● **Written task**
How many of these lines hold the string "this"? Answer with the number only.
########
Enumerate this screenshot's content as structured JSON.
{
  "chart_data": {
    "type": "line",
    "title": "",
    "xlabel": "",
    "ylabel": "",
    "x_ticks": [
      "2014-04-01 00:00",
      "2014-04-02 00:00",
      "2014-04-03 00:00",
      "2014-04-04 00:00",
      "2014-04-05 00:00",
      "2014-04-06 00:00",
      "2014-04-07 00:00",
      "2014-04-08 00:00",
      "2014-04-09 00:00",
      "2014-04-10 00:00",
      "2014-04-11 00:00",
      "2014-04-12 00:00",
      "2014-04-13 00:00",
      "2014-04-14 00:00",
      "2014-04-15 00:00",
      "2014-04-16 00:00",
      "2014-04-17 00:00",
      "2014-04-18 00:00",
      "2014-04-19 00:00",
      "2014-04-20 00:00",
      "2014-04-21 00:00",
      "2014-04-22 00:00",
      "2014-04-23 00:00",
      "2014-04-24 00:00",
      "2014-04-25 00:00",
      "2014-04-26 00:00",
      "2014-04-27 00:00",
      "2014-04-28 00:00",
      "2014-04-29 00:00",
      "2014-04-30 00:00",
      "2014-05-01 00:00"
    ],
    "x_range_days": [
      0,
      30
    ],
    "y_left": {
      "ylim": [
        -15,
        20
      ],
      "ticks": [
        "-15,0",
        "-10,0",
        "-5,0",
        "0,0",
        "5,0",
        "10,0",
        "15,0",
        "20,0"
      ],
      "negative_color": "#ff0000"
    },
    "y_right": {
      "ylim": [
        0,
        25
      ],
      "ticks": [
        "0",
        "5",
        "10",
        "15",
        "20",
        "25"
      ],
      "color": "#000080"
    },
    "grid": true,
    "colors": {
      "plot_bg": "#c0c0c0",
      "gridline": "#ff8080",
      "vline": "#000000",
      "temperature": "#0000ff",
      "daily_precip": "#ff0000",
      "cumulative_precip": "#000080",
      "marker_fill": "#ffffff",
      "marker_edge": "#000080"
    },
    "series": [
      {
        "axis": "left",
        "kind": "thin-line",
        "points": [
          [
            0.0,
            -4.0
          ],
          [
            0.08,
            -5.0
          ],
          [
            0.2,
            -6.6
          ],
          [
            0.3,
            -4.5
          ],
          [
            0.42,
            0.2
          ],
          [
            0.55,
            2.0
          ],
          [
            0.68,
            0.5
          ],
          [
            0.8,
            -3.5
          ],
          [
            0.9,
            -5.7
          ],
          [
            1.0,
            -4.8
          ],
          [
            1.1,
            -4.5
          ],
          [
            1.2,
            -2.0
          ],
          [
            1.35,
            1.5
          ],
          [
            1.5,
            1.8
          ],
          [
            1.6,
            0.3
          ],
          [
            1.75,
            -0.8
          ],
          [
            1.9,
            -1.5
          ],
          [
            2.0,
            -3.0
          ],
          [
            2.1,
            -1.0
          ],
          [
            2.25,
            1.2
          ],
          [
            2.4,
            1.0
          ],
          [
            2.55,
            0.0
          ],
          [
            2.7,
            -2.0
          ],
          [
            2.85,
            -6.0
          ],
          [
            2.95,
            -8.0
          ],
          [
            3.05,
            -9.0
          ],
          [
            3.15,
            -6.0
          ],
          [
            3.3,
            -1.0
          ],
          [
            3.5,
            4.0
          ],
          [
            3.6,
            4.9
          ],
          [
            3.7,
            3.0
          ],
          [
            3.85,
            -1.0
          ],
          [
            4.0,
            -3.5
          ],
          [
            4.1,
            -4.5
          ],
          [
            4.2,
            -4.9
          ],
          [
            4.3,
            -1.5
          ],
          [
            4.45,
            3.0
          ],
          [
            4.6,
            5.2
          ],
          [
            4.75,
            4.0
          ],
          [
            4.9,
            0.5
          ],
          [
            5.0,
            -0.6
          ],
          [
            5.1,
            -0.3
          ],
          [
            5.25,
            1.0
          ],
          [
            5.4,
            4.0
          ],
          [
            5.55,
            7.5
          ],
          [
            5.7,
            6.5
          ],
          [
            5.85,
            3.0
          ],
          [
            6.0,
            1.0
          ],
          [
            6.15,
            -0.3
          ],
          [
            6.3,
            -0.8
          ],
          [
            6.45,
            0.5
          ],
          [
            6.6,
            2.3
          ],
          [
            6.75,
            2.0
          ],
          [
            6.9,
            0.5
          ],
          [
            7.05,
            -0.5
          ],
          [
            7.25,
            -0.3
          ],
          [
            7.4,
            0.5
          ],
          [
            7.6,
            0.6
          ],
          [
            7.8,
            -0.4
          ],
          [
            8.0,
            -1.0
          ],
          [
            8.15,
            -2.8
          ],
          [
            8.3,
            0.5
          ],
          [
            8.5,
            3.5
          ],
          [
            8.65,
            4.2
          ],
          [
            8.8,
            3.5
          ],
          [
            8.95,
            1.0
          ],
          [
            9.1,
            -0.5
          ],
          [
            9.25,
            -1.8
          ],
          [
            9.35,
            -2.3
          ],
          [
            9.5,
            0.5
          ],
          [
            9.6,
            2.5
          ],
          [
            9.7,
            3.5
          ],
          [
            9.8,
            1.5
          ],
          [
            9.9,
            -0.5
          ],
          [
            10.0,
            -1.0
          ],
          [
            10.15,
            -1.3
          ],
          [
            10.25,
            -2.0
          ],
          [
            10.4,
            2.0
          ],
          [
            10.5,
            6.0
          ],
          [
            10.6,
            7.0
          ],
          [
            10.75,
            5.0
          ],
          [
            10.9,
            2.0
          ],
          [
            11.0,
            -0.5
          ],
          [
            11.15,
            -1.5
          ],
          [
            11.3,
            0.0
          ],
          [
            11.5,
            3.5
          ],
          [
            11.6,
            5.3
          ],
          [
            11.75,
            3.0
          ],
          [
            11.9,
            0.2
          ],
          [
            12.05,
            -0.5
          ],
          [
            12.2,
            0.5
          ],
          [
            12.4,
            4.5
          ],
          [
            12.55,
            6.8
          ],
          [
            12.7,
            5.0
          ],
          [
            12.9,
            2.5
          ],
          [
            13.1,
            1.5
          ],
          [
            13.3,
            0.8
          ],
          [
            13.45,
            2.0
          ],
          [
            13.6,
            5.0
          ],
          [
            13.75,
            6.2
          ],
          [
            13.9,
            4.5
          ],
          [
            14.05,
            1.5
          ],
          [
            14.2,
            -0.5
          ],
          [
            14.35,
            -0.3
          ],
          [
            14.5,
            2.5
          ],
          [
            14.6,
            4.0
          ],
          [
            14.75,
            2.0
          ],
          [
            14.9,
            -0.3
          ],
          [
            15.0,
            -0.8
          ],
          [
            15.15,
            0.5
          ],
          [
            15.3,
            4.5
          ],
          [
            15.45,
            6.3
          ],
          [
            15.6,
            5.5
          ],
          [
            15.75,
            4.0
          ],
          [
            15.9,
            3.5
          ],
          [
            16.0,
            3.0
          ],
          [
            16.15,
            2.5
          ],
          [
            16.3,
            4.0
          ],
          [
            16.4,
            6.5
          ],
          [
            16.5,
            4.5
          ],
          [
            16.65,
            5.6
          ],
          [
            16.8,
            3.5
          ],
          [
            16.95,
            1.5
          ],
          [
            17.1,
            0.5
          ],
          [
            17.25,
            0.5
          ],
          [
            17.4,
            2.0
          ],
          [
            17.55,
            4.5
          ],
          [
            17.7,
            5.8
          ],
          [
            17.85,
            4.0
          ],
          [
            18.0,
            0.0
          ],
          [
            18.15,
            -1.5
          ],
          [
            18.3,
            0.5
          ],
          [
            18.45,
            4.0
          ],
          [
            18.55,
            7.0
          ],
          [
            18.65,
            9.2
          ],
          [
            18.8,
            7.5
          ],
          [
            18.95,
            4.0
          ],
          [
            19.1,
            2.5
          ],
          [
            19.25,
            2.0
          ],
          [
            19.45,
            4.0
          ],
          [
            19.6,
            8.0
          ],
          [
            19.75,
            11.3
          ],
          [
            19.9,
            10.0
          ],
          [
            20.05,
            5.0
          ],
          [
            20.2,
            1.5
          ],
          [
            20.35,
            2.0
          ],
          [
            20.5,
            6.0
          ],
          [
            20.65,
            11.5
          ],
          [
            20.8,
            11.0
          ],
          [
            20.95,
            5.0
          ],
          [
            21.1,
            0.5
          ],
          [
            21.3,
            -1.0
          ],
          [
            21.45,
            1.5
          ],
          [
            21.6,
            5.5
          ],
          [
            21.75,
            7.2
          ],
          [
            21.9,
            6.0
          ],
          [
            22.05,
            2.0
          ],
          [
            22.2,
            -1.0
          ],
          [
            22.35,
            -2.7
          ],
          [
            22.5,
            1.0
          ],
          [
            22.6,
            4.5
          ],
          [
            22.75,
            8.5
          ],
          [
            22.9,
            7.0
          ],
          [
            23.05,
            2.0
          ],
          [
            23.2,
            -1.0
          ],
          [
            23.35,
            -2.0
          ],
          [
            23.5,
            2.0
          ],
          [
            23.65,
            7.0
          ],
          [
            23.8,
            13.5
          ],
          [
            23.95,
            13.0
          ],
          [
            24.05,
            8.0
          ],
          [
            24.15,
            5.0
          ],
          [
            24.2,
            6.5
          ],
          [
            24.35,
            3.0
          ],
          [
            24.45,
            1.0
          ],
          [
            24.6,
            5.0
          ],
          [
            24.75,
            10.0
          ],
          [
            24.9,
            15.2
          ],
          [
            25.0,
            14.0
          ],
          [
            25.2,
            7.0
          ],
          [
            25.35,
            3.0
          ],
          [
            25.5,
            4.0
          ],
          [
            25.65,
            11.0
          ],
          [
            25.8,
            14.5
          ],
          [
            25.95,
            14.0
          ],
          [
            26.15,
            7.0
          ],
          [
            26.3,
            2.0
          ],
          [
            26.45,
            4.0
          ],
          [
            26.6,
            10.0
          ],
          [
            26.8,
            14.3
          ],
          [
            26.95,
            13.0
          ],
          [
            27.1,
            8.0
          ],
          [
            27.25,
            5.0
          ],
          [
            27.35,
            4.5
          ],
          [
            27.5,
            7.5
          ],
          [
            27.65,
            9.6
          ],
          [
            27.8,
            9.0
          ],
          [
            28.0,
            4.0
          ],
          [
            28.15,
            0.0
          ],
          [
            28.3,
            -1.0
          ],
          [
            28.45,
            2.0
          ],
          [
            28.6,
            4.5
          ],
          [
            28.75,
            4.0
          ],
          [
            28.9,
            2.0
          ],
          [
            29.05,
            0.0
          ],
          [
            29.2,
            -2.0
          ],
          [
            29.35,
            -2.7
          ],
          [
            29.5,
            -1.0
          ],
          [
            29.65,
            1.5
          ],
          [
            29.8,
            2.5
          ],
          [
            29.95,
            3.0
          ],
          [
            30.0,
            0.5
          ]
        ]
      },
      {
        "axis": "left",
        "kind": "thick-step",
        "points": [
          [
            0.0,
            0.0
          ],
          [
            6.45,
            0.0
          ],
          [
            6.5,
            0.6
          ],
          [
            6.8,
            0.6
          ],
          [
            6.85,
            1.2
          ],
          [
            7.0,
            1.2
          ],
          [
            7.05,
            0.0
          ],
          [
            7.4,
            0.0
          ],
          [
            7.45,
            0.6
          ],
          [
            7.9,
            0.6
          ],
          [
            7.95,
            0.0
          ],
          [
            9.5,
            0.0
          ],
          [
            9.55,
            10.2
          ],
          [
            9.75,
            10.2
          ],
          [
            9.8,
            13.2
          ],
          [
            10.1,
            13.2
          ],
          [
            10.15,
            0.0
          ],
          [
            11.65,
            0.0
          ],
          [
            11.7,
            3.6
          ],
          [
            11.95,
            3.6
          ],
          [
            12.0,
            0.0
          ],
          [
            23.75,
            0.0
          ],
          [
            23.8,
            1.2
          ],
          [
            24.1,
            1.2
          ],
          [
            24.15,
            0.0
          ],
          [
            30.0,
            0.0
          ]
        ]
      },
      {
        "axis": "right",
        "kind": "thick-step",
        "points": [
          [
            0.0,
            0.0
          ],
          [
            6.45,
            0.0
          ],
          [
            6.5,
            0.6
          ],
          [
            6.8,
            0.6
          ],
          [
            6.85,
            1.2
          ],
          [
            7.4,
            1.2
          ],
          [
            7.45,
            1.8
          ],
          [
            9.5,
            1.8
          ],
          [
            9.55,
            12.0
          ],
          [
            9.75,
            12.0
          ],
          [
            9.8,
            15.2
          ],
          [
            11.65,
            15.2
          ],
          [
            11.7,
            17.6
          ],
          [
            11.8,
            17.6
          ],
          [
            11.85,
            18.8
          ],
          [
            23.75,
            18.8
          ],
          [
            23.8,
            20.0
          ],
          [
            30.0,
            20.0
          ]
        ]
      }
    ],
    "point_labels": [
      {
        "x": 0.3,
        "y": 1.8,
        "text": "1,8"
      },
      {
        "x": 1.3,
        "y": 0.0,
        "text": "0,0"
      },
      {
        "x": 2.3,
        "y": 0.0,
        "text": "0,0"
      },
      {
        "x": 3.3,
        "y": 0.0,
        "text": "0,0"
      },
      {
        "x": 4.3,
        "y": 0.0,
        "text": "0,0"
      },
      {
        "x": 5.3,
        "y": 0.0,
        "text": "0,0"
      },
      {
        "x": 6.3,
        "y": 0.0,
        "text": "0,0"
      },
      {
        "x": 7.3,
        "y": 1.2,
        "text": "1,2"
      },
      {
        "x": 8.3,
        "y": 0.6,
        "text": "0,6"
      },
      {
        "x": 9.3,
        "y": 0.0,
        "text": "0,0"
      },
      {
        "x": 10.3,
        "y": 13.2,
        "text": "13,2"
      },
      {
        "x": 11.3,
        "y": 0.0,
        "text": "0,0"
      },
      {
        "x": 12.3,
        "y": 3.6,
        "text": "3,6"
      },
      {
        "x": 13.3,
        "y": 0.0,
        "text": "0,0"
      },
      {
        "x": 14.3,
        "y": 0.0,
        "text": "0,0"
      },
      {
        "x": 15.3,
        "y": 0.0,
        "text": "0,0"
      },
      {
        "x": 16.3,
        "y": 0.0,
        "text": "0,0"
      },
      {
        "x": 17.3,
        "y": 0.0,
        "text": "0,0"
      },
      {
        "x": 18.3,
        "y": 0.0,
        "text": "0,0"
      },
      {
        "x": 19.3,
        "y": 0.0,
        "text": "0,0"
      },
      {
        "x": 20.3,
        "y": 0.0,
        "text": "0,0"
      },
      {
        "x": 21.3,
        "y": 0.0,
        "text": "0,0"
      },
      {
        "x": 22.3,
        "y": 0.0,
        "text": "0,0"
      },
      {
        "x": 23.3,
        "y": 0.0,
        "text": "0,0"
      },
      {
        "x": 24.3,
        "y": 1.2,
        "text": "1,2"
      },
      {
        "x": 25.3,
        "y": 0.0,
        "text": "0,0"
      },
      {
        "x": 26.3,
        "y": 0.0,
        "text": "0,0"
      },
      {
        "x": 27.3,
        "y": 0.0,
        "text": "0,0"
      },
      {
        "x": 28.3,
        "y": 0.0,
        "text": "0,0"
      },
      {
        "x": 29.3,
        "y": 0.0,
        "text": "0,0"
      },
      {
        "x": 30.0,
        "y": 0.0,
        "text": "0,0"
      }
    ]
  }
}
########
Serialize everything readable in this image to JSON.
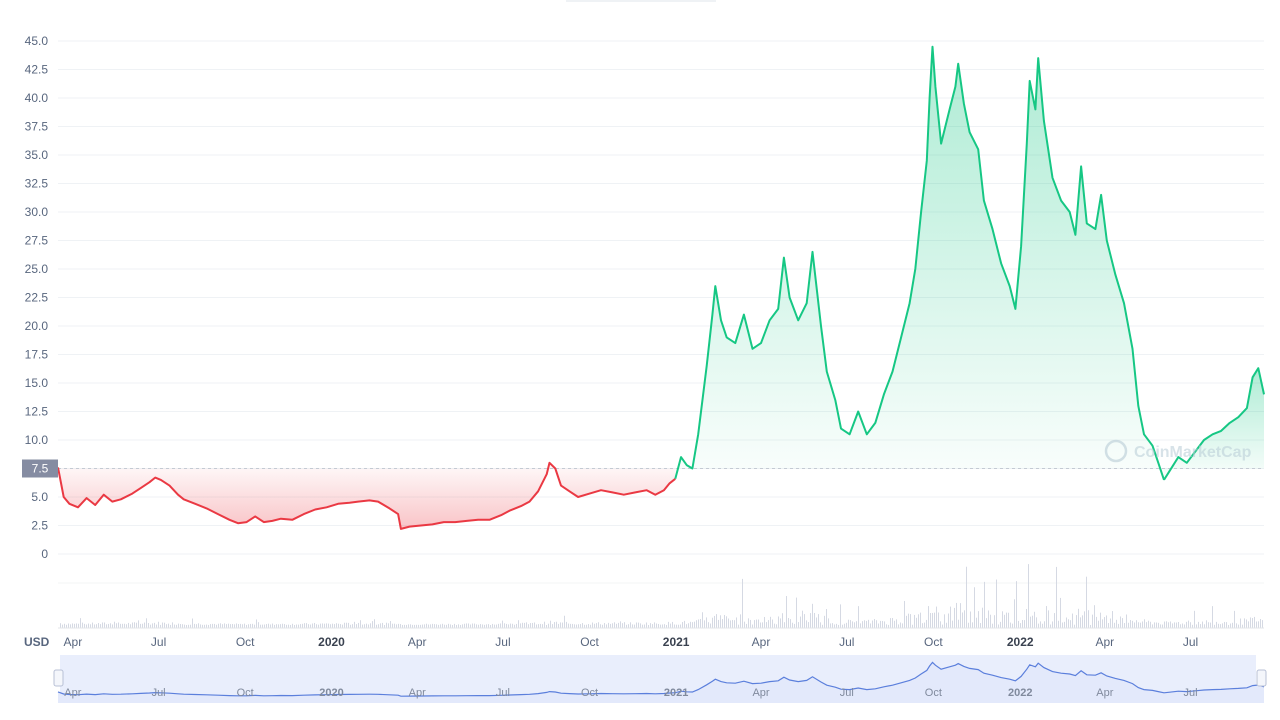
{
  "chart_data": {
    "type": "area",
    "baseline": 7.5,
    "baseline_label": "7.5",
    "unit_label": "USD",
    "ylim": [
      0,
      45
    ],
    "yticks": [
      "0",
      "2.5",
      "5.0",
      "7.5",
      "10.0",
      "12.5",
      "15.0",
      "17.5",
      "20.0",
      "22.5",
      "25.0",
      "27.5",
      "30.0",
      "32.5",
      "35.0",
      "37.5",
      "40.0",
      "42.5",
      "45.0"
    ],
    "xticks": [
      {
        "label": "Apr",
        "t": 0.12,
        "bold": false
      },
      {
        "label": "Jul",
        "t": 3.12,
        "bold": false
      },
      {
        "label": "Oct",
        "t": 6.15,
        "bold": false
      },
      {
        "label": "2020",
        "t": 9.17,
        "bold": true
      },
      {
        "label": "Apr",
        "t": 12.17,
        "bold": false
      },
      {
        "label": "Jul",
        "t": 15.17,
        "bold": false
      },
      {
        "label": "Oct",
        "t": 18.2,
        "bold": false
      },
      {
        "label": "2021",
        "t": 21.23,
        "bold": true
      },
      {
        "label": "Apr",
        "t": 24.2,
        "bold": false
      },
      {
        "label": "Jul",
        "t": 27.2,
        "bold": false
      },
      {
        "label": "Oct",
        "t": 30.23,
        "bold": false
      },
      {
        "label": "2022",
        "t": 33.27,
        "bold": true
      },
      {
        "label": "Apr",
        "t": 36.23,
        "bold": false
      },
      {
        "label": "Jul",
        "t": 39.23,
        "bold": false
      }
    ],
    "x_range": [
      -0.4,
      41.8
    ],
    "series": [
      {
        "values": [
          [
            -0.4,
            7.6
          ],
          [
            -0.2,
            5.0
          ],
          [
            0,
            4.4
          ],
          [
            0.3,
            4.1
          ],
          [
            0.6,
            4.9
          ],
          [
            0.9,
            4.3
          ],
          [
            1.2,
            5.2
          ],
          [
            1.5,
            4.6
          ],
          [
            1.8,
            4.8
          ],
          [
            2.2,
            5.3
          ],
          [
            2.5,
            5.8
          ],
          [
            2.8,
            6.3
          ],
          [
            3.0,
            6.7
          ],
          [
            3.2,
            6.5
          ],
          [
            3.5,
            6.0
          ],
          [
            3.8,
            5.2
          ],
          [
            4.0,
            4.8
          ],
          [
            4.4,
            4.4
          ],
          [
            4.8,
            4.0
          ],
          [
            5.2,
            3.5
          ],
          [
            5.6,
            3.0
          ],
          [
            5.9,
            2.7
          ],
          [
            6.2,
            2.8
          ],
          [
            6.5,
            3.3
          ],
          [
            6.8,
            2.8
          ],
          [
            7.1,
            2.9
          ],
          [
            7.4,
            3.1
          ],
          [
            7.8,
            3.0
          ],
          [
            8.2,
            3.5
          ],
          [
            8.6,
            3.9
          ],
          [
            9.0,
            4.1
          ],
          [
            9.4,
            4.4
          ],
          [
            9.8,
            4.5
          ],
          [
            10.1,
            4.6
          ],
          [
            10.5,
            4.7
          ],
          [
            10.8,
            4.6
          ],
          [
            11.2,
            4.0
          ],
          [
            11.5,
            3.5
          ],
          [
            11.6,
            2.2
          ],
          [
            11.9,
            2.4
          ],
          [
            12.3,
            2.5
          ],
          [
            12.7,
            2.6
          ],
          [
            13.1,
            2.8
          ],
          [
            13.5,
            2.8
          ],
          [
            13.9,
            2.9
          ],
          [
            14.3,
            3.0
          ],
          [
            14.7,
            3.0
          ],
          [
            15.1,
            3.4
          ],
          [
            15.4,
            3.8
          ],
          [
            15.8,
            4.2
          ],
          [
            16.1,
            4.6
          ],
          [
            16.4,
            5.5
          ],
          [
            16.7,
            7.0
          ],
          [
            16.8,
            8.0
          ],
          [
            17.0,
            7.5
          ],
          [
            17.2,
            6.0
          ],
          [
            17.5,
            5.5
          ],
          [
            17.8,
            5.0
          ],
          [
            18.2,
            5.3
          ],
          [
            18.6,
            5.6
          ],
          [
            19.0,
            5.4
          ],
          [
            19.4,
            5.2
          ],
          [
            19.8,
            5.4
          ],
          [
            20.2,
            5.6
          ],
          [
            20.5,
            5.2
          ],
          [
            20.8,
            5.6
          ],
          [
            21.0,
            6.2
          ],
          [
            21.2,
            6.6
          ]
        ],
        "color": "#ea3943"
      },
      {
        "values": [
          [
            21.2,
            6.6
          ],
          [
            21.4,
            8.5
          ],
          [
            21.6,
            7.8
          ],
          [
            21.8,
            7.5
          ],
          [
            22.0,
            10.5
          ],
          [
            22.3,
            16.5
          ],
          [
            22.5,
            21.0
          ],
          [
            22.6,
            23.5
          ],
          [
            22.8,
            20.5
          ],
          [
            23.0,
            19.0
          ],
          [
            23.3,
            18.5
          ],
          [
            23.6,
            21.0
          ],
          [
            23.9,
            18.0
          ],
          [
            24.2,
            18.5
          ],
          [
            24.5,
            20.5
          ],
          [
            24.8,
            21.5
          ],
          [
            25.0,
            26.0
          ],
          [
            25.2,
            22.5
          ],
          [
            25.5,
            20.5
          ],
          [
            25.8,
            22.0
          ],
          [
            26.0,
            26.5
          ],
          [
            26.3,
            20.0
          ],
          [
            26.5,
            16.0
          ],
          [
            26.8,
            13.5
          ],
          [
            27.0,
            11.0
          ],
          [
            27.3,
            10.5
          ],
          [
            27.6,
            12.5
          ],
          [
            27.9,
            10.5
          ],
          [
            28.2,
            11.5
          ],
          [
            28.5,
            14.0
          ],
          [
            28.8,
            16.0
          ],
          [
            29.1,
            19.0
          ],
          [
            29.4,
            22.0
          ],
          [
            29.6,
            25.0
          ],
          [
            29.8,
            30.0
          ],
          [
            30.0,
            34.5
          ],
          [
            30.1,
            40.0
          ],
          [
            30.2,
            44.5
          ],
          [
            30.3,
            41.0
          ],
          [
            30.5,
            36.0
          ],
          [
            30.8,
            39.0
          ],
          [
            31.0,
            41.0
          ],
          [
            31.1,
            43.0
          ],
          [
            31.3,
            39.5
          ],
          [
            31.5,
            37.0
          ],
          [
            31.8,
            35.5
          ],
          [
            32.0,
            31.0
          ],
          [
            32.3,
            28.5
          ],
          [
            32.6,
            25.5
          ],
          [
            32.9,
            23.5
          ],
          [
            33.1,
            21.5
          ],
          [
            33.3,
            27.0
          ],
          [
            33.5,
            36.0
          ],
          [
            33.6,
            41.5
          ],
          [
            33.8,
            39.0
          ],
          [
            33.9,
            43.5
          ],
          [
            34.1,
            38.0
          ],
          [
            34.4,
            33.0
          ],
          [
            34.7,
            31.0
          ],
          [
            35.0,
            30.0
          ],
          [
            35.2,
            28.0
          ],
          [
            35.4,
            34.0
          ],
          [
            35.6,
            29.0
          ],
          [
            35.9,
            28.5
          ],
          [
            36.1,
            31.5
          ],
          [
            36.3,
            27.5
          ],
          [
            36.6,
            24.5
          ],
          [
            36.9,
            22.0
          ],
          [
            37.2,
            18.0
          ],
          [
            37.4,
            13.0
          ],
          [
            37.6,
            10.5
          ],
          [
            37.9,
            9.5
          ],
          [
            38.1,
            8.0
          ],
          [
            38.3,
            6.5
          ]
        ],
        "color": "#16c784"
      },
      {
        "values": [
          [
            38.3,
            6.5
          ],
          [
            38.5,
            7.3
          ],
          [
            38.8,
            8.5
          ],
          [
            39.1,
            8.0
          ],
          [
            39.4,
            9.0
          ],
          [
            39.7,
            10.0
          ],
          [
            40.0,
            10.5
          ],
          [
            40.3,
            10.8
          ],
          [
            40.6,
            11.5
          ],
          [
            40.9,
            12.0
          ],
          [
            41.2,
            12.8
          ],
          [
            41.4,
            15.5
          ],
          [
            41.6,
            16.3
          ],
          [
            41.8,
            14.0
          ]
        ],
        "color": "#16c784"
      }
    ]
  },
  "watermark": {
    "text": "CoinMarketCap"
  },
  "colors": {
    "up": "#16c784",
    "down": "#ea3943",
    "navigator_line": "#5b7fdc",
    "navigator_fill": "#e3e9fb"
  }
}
########
● **Final answer**
2